EXERCISE DETAILS: All of the material below is to be repeated exactly.

DATASET EXTRACT:
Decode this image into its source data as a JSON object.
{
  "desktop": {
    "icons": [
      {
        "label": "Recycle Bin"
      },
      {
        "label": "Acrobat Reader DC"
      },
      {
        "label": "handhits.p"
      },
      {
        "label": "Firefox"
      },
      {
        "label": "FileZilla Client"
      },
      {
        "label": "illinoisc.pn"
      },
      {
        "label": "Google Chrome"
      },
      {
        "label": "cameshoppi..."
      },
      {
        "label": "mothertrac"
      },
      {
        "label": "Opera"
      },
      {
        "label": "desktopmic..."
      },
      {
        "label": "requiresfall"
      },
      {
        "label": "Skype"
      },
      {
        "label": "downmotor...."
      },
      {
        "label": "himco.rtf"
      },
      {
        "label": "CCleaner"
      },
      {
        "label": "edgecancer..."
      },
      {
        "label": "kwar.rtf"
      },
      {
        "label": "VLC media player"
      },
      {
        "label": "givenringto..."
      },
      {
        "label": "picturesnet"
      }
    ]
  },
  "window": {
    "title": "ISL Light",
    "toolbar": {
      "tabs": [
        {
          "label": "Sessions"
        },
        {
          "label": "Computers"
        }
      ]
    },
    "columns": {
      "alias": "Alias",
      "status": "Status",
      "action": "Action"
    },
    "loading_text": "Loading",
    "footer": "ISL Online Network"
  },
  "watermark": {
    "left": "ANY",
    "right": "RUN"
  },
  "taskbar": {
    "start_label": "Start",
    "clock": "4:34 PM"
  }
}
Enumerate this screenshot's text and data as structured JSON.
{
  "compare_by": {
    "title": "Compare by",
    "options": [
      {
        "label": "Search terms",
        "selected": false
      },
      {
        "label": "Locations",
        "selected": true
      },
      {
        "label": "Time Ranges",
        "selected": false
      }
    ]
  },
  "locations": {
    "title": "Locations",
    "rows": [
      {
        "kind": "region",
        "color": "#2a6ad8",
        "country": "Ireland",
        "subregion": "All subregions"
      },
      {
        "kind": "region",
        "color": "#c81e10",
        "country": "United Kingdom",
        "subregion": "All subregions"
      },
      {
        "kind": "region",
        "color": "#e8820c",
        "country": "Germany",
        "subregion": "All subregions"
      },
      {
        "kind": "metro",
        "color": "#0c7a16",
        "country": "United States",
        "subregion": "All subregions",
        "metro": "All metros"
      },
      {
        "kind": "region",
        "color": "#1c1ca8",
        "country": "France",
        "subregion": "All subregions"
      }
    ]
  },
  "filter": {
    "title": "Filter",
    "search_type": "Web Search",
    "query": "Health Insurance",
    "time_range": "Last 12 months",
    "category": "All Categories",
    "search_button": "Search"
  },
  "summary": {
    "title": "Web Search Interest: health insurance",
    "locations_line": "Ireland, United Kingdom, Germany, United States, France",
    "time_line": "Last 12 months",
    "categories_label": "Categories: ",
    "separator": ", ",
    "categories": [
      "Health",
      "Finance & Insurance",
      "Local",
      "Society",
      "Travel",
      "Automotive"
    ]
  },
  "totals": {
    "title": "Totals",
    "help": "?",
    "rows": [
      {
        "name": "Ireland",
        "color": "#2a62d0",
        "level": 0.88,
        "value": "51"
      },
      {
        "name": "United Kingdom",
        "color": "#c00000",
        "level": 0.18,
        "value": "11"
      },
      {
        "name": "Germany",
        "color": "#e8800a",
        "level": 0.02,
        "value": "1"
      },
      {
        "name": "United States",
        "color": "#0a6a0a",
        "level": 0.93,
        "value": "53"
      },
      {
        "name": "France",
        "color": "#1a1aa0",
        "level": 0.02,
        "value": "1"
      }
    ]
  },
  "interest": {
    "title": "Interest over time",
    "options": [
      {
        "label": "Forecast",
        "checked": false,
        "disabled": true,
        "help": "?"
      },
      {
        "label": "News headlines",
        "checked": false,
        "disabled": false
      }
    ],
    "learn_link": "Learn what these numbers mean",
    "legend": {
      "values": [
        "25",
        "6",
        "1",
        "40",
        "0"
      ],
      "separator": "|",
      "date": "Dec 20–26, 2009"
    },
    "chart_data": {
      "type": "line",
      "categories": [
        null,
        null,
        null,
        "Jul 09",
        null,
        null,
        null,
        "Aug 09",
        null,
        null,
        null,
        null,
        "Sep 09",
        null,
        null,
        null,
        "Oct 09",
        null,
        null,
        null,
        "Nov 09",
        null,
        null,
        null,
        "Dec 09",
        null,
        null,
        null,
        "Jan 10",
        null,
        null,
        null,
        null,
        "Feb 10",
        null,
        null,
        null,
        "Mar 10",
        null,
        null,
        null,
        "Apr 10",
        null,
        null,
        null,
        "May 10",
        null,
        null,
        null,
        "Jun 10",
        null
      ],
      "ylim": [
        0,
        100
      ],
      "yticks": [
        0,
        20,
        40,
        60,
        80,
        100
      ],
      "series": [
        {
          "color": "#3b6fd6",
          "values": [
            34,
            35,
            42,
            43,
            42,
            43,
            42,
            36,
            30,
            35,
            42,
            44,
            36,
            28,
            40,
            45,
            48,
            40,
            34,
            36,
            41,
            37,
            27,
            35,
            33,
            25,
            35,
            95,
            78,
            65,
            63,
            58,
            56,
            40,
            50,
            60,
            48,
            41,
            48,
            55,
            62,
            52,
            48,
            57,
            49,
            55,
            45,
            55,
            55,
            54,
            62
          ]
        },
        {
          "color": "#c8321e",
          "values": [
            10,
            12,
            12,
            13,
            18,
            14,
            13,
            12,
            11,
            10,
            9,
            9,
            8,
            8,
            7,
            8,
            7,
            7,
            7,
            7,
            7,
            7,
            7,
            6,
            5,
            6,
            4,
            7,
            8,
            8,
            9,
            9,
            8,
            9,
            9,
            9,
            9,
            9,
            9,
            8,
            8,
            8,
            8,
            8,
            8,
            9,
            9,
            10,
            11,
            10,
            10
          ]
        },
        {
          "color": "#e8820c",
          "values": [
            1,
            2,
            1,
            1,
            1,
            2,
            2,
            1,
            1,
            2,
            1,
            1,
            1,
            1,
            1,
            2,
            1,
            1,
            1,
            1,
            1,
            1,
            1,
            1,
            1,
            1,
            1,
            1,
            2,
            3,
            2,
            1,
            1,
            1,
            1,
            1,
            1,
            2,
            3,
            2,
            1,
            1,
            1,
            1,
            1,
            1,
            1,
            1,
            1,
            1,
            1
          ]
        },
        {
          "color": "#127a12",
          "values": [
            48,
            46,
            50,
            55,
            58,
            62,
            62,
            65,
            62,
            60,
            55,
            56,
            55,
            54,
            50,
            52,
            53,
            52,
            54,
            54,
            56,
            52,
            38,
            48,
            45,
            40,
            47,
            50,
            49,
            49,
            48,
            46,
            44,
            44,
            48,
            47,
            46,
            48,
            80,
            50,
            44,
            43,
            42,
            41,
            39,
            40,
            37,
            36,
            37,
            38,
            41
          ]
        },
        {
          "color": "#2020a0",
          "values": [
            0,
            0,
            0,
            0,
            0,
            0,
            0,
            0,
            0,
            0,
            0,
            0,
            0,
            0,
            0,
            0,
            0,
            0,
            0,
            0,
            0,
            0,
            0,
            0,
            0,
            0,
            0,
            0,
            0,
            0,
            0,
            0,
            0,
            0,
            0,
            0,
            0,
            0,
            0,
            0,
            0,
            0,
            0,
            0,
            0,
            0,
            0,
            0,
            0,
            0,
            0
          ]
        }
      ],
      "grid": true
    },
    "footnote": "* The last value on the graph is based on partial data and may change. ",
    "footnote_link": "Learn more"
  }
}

WRITTEN ANSWER:
Decode this image into its source data as a JSON object.
{
  "desktop": {
    "icons": [
      {
        "label": "Recycle Bin"
      },
      {
        "label": "Acrobat Reader DC"
      },
      {
        "label": "handhits.p"
      },
      {
        "label": "Firefox"
      },
      {
        "label": "FileZilla Client"
      },
      {
        "label": "illinoisc.pn"
      },
      {
        "label": "Google Chrome"
      },
      {
        "label": "cameshoppi..."
      },
      {
        "label": "mothertrac"
      },
      {
        "label": "Opera"
      },
      {
        "label": "desktopmic..."
      },
      {
        "label": "requiresfall"
      },
      {
        "label": "Skype"
      },
      {
        "label": "downmotor...."
      },
      {
        "label": "himco.rtf"
      },
      {
        "label": "CCleaner"
      },
      {
        "label": "edgecancer..."
      },
      {
        "label": "kwar.rtf"
      },
      {
        "label": "VLC media player"
      },
      {
        "label": "givenringto..."
      },
      {
        "label": "picturesnet"
      }
    ]
  },
  "window": {
    "title": "ISL Light",
    "toolbar": {
      "tabs": [
        {
          "label": "Sessions"
        },
        {
          "label": "Computers"
        }
      ]
    },
    "columns": {
      "alias": "Alias",
      "status": "Status",
      "action": "Action"
    },
    "loading_text": "Loading",
    "footer": "ISL Online Network"
  },
  "watermark": {
    "left": "ANY",
    "right": "RUN"
  },
  "taskbar": {
    "start_label": "Start",
    "clock": "4:34 PM"
  }
}
Enumerate this screenshot's text and data as structured JSON.
{
  "compare_by": {
    "title": "Compare by",
    "options": [
      {
        "label": "Search terms",
        "selected": false
      },
      {
        "label": "Locations",
        "selected": true
      },
      {
        "label": "Time Ranges",
        "selected": false
      }
    ]
  },
  "locations": {
    "title": "Locations",
    "rows": [
      {
        "kind": "region",
        "color": "#2a6ad8",
        "country": "Ireland",
        "subregion": "All subregions"
      },
      {
        "kind": "region",
        "color": "#c81e10",
        "country": "United Kingdom",
        "subregion": "All subregions"
      },
      {
        "kind": "region",
        "color": "#e8820c",
        "country": "Germany",
        "subregion": "All subregions"
      },
      {
        "kind": "metro",
        "color": "#0c7a16",
        "country": "United States",
        "subregion": "All subregions",
        "metro": "All metros"
      },
      {
        "kind": "region",
        "color": "#1c1ca8",
        "country": "France",
        "subregion": "All subregions"
      }
    ]
  },
  "filter": {
    "title": "Filter",
    "search_type": "Web Search",
    "query": "Health Insurance",
    "time_range": "Last 12 months",
    "category": "All Categories",
    "search_button": "Search"
  },
  "summary": {
    "title": "Web Search Interest: health insurance",
    "locations_line": "Ireland, United Kingdom, Germany, United States, France",
    "time_line": "Last 12 months",
    "categories_label": "Categories: ",
    "separator": ", ",
    "categories": [
      "Health",
      "Finance & Insurance",
      "Local",
      "Society",
      "Travel",
      "Automotive"
    ]
  },
  "totals": {
    "title": "Totals",
    "help": "?",
    "rows": [
      {
        "name": "Ireland",
        "color": "#2a62d0",
        "level": 0.88,
        "value": "51"
      },
      {
        "name": "United Kingdom",
        "color": "#c00000",
        "level": 0.18,
        "value": "11"
      },
      {
        "name": "Germany",
        "color": "#e8800a",
        "level": 0.02,
        "value": "1"
      },
      {
        "name": "United States",
        "color": "#0a6a0a",
        "level": 0.93,
        "value": "53"
      },
      {
        "name": "France",
        "color": "#1a1aa0",
        "level": 0.02,
        "value": "1"
      }
    ]
  },
  "interest": {
    "title": "Interest over time",
    "options": [
      {
        "label": "Forecast",
        "checked": false,
        "disabled": true,
        "help": "?"
      },
      {
        "label": "News headlines",
        "checked": false,
        "disabled": false
      }
    ],
    "learn_link": "Learn what these numbers mean",
    "legend": {
      "values": [
        "25",
        "6",
        "1",
        "40",
        "0"
      ],
      "separator": "|",
      "date": "Dec 20–26, 2009"
    },
    "chart_data": {
      "type": "line",
      "categories": [
        null,
        null,
        null,
        "Jul 09",
        null,
        null,
        null,
        "Aug 09",
        null,
        null,
        null,
        null,
        "Sep 09",
        null,
        null,
        null,
        "Oct 09",
        null,
        null,
        null,
        "Nov 09",
        null,
        null,
        null,
        "Dec 09",
        null,
        null,
        null,
        "Jan 10",
        null,
        null,
        null,
        null,
        "Feb 10",
        null,
        null,
        null,
        "Mar 10",
        null,
        null,
        null,
        "Apr 10",
        null,
        null,
        null,
        "May 10",
        null,
        null,
        null,
        "Jun 10",
        null
      ],
      "ylim": [
        0,
        100
      ],
      "yticks": [
        0,
        20,
        40,
        60,
        80,
        100
      ],
      "series": [
        {
          "color": "#3b6fd6",
          "values": [
            34,
            35,
            42,
            43,
            42,
            43,
            42,
            36,
            30,
            35,
            42,
            44,
            36,
            28,
            40,
            45,
            48,
            40,
            34,
            36,
            41,
            37,
            27,
            35,
            33,
            25,
            35,
            95,
            78,
            65,
            63,
            58,
            56,
            40,
            50,
            60,
            48,
            41,
            48,
            55,
            62,
            52,
            48,
            57,
            49,
            55,
            45,
            55,
            55,
            54,
            62
          ]
        },
        {
          "color": "#c8321e",
          "values": [
            10,
            12,
            12,
            13,
            18,
            14,
            13,
            12,
            11,
            10,
            9,
            9,
            8,
            8,
            7,
            8,
            7,
            7,
            7,
            7,
            7,
            7,
            7,
            6,
            5,
            6,
            4,
            7,
            8,
            8,
            9,
            9,
            8,
            9,
            9,
            9,
            9,
            9,
            9,
            8,
            8,
            8,
            8,
            8,
            8,
            9,
            9,
            10,
            11,
            10,
            10
          ]
        },
        {
          "color": "#e8820c",
          "values": [
            1,
            2,
            1,
            1,
            1,
            2,
            2,
            1,
            1,
            2,
            1,
            1,
            1,
            1,
            1,
            2,
            1,
            1,
            1,
            1,
            1,
            1,
            1,
            1,
            1,
            1,
            1,
            1,
            2,
            3,
            2,
            1,
            1,
            1,
            1,
            1,
            1,
            2,
            3,
            2,
            1,
            1,
            1,
            1,
            1,
            1,
            1,
            1,
            1,
            1,
            1
          ]
        },
        {
          "color": "#127a12",
          "values": [
            48,
            46,
            50,
            55,
            58,
            62,
            62,
            65,
            62,
            60,
            55,
            56,
            55,
            54,
            50,
            52,
            53,
            52,
            54,
            54,
            56,
            52,
            38,
            48,
            45,
            40,
            47,
            50,
            49,
            49,
            48,
            46,
            44,
            44,
            48,
            47,
            46,
            48,
            80,
            50,
            44,
            43,
            42,
            41,
            39,
            40,
            37,
            36,
            37,
            38,
            41
          ]
        },
        {
          "color": "#2020a0",
          "values": [
            0,
            0,
            0,
            0,
            0,
            0,
            0,
            0,
            0,
            0,
            0,
            0,
            0,
            0,
            0,
            0,
            0,
            0,
            0,
            0,
            0,
            0,
            0,
            0,
            0,
            0,
            0,
            0,
            0,
            0,
            0,
            0,
            0,
            0,
            0,
            0,
            0,
            0,
            0,
            0,
            0,
            0,
            0,
            0,
            0,
            0,
            0,
            0,
            0,
            0,
            0
          ]
        }
      ],
      "grid": true
    },
    "footnote": "* The last value on the graph is based on partial data and may change. ",
    "footnote_link": "Learn more"
  }
}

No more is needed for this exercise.